### Problem:
Pick out every line of the entries below where "Председатель" occurs, and copy those lines.

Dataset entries
━━━━━━━━━━

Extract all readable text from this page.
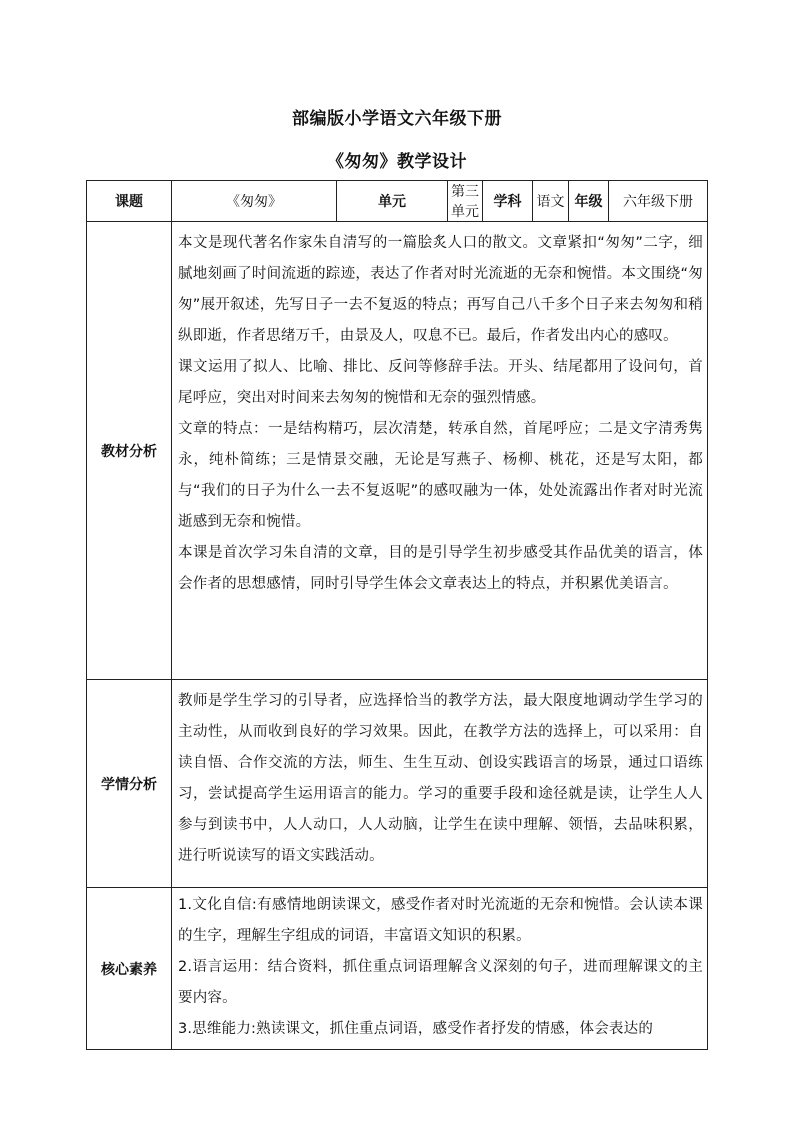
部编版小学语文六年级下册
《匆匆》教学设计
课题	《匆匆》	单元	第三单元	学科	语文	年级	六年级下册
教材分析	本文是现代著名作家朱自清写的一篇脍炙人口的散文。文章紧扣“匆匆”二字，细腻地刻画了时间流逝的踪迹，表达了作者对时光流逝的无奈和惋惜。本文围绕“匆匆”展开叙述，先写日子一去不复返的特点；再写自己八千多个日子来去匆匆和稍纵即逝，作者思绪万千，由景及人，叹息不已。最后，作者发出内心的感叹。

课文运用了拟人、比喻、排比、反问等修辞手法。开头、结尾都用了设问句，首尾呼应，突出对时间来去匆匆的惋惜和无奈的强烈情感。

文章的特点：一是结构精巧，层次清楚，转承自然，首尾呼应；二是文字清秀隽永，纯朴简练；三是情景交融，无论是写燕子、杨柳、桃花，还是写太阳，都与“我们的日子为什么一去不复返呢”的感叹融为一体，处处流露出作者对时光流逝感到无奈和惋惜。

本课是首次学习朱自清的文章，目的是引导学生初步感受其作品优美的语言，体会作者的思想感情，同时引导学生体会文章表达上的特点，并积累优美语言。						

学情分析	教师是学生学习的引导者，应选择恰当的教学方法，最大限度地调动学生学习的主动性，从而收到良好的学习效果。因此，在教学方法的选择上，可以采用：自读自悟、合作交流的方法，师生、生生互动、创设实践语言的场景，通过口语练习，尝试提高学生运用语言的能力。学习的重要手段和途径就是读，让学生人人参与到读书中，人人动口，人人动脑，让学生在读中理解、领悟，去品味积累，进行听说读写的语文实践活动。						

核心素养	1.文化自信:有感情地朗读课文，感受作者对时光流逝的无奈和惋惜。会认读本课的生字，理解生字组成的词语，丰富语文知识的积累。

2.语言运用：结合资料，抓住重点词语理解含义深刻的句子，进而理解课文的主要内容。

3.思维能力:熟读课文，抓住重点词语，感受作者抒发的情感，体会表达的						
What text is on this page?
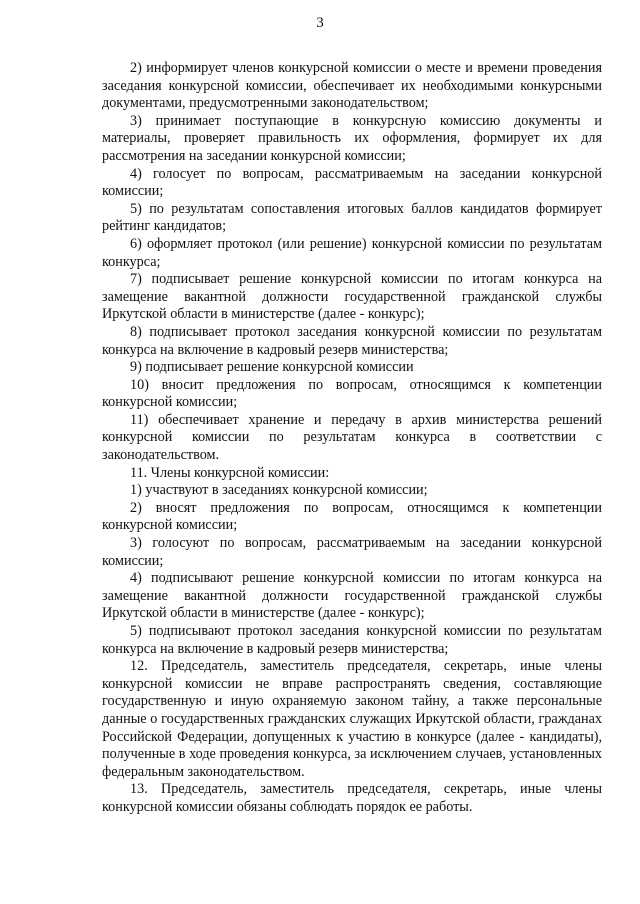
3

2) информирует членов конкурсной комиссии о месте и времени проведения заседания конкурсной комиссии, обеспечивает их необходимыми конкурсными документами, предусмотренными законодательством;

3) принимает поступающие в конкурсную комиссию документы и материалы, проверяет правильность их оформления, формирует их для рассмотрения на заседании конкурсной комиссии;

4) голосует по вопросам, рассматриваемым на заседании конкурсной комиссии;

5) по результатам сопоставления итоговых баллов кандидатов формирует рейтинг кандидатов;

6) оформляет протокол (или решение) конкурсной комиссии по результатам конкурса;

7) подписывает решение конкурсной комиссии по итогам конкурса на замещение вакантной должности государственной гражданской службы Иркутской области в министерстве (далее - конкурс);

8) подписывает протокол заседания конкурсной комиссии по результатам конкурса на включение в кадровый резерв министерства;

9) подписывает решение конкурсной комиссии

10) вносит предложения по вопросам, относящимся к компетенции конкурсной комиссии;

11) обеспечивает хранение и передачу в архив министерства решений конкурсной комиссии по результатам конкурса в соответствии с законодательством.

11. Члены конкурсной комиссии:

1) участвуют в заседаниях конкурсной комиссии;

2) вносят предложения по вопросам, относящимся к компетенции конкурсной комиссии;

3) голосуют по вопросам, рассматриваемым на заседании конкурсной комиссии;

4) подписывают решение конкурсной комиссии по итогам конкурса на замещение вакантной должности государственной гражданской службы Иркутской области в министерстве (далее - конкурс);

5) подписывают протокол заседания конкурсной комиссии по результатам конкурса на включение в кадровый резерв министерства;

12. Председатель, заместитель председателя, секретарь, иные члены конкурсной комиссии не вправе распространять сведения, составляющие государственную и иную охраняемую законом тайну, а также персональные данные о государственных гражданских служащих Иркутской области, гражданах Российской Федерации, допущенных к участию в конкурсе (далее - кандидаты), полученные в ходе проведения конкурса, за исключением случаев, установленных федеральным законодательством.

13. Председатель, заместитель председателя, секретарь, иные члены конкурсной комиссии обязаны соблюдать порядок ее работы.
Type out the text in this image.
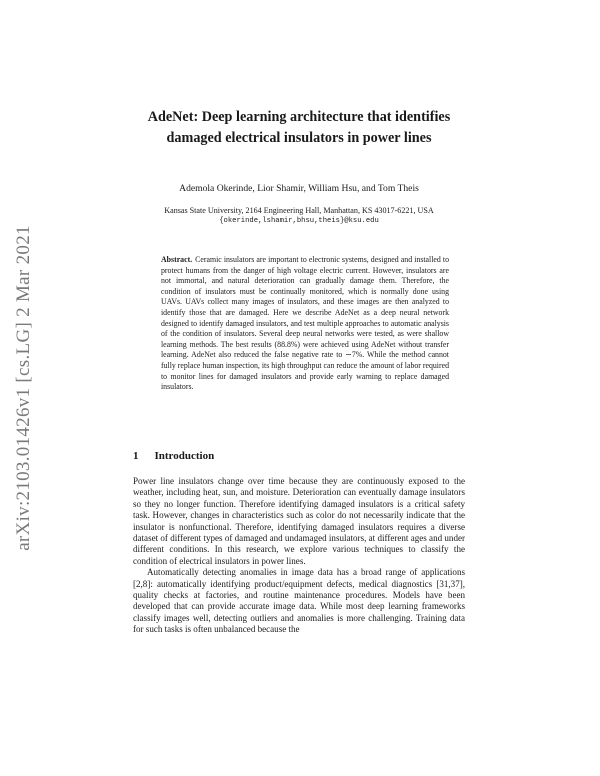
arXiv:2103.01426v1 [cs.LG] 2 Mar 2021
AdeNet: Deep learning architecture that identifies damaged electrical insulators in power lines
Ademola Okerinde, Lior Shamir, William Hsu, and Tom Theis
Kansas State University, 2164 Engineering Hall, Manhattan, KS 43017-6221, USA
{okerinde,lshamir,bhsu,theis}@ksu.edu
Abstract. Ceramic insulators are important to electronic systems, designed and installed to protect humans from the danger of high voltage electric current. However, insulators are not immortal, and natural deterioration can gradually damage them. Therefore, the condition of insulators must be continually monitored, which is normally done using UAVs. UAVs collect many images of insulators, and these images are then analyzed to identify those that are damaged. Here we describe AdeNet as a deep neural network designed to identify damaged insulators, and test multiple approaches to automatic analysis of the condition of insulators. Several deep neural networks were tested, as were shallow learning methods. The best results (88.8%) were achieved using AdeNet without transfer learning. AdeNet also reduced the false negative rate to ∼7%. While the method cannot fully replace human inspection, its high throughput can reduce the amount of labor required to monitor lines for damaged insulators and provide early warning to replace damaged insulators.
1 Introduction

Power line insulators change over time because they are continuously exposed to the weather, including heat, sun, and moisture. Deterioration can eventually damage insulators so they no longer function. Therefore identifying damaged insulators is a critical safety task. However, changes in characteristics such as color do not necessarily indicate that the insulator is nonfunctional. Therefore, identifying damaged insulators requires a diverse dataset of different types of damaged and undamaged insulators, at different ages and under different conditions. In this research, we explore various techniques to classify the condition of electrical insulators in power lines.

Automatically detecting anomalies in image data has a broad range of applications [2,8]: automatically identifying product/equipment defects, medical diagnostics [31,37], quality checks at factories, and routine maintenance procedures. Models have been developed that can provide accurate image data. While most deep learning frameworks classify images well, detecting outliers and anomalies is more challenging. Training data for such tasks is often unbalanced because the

━━━━━━━━━━

### Exercise solution:
12. Председатель, заместитель председателя, секретарь, иные члены конкурсной комиссии не вправе распространять сведения, составляющие государственную и иную охраняемую законом тайну, а также персональные данные о государственных гражданских служащих Иркутской области, гражданах Российской Федерации, допущенных к участию в конкурсе (далее - кандидаты), полученные в ходе проведения конкурса, за исключением случаев, установленных федеральным законодательством.
13. Председатель, заместитель председателя, секретарь, иные члены конкурсной комиссии обязаны соблюдать порядок ее работы.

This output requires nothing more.